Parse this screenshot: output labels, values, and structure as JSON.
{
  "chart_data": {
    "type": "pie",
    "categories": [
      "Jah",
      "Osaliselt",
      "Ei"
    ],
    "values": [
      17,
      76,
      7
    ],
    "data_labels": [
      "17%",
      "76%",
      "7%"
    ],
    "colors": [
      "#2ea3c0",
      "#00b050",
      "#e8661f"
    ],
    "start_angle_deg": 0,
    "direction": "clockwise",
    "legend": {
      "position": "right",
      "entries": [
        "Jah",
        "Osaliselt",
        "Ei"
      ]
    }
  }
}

______________________________

[SET TASK]: Extract all lines that hold the word "values".

[PROBLEM SOLUTION]:
Parse this screenshot: output labels, values, and structure as JSON.
    "values": [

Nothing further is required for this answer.